WORK INSTRUCTIONS
Look through the records below and collect all lines that hold the string "yang".
◆ ◆ ◆ ◆ ◆
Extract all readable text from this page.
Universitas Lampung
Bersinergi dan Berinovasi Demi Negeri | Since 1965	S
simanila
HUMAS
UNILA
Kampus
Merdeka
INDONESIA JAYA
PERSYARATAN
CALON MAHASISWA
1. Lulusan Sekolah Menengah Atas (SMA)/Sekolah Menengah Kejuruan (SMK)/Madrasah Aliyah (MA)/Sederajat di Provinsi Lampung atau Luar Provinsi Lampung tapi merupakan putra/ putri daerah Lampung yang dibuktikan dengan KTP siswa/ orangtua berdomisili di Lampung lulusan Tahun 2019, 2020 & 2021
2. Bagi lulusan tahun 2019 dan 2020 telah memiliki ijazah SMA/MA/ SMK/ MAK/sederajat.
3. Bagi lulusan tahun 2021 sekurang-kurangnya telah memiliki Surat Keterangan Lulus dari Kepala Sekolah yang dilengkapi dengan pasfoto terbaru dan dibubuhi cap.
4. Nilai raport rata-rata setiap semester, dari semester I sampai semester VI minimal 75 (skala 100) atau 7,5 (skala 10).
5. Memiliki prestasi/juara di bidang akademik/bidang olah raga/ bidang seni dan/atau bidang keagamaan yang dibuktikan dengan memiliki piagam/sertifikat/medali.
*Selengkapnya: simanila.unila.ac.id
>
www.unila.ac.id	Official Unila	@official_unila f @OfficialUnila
◆ ◆ ◆ ◆ ◆
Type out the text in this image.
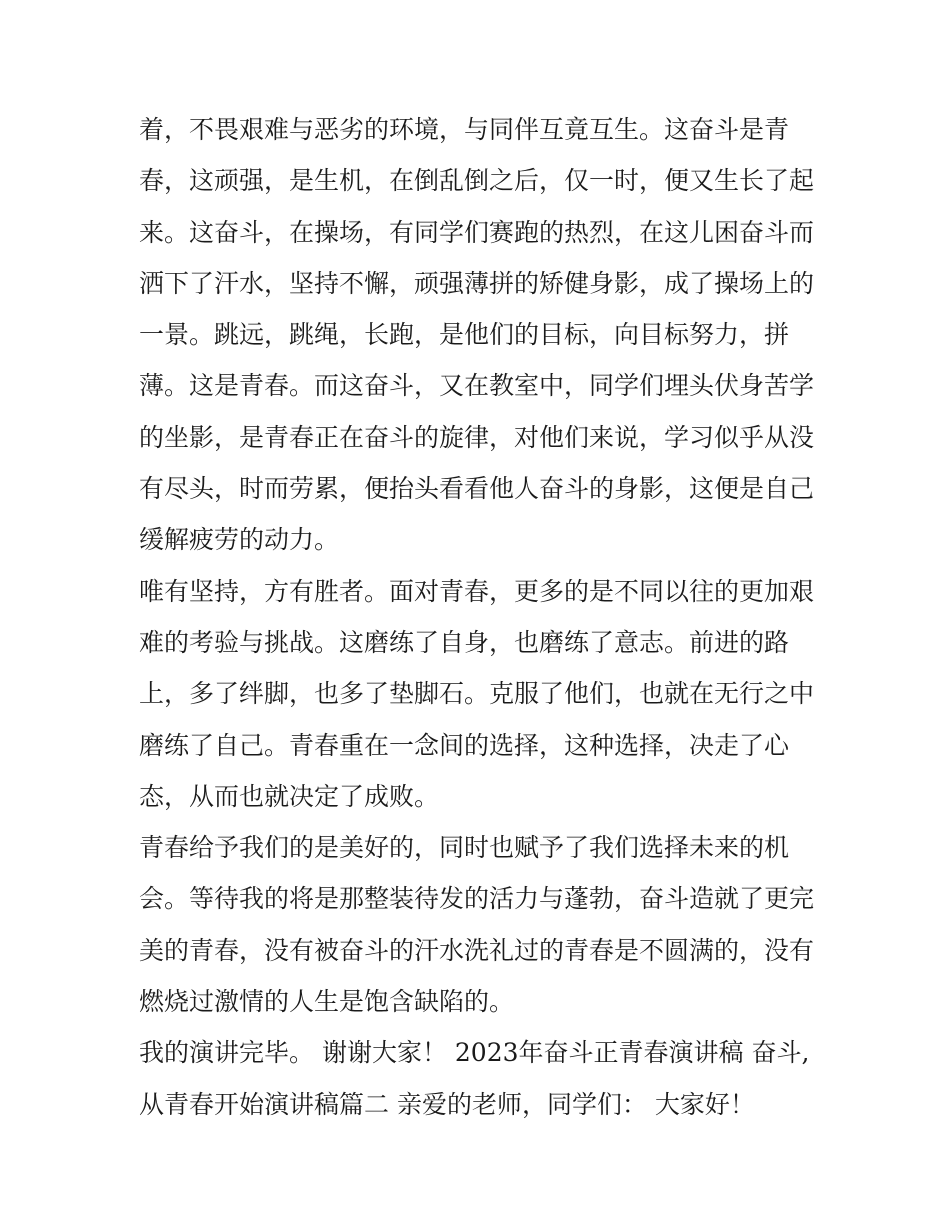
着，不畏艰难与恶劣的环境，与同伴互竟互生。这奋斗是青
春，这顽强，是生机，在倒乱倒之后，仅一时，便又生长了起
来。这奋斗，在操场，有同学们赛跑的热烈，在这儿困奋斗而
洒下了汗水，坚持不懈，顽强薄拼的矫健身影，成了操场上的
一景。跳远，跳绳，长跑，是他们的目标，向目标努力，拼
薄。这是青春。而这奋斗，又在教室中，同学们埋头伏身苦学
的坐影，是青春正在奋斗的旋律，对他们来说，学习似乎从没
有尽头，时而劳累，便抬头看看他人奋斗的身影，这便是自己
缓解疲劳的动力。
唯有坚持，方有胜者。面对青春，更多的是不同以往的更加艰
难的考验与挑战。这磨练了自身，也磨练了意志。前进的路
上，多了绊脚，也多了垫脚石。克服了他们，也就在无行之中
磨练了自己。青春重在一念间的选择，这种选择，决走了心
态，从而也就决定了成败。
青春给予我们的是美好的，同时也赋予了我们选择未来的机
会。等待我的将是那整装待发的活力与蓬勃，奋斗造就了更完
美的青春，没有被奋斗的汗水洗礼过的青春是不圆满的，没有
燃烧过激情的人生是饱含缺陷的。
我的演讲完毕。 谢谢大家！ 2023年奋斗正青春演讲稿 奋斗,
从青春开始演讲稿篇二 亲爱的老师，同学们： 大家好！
◆ ◆ ◆ ◆ ◆
EXERCISE OUTPUT
1. Lulusan Sekolah Menengah Atas (SMA)/Sekolah Menengah Kejuruan (SMK)/Madrasah Aliyah (MA)/Sederajat di Provinsi Lampung atau Luar Provinsi Lampung tapi merupakan putra/ putri daerah Lampung yang dibuktikan dengan KTP siswa/ orangtua berdomisili di Lampung lulusan Tahun 2019, 2020 & 2021
3. Bagi lulusan tahun 2021 sekurang-kurangnya telah memiliki Surat Keterangan Lulus dari Kepala Sekolah yang dilengkapi dengan pasfoto terbaru dan dibubuhi cap.
5. Memiliki prestasi/juara di bidang akademik/bidang olah raga/ bidang seni dan/atau bidang keagamaan yang dibuktikan dengan memiliki piagam/sertifikat/medali.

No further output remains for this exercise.